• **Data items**
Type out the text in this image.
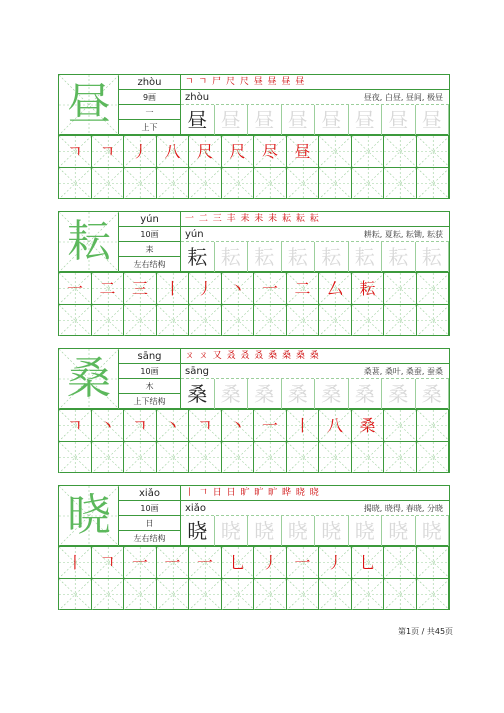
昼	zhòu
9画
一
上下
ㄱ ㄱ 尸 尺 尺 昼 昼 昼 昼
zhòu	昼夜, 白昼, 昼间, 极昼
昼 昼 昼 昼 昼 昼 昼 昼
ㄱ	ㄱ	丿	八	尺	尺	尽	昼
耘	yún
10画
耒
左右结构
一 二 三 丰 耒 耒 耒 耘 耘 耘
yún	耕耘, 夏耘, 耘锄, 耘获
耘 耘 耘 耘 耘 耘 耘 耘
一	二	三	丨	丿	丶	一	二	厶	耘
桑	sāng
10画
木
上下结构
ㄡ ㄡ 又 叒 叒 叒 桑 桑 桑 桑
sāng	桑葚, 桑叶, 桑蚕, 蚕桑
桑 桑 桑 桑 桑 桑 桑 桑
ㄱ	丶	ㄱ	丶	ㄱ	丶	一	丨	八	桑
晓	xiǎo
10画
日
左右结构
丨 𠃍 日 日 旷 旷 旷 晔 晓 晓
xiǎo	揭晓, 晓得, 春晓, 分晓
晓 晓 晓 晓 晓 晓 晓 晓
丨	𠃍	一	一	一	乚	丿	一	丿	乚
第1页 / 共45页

• **REQUIRED WORK**
Every line above should be returned word for word, with the pictures left behind.

• **ANSWER IN FULL**
Type out the text in this image.
昼	zhòu
9画
一
上下
ㄱ ㄱ 尸 尺 尺 昼 昼 昼 昼
zhòu	昼夜, 白昼, 昼间, 极昼
昼 昼 昼 昼 昼 昼 昼 昼
ㄱ	ㄱ	丿	八	尺	尺	尽	昼
耘	yún
10画
耒
左右结构
一 二 三 丰 耒 耒 耒 耘 耘 耘
yún	耕耘, 夏耘, 耘锄, 耘获
耘 耘 耘 耘 耘 耘 耘 耘
一	二	三	丨	丿	丶	一	二	厶	耘
桑	sāng
10画
木
上下结构
ㄡ ㄡ 又 叒 叒 叒 桑 桑 桑 桑
sāng	桑葚, 桑叶, 桑蚕, 蚕桑
桑 桑 桑 桑 桑 桑 桑 桑
ㄱ	丶	ㄱ	丶	ㄱ	丶	一	丨	八	桑
晓	xiǎo
10画
日
左右结构
丨 𠃍 日 日 旷 旷 旷 晔 晓 晓
xiǎo	揭晓, 晓得, 春晓, 分晓
晓 晓 晓 晓 晓 晓 晓 晓
丨	𠃍	一	一	一	乚	丿	一	丿	乚
第1页 / 共45页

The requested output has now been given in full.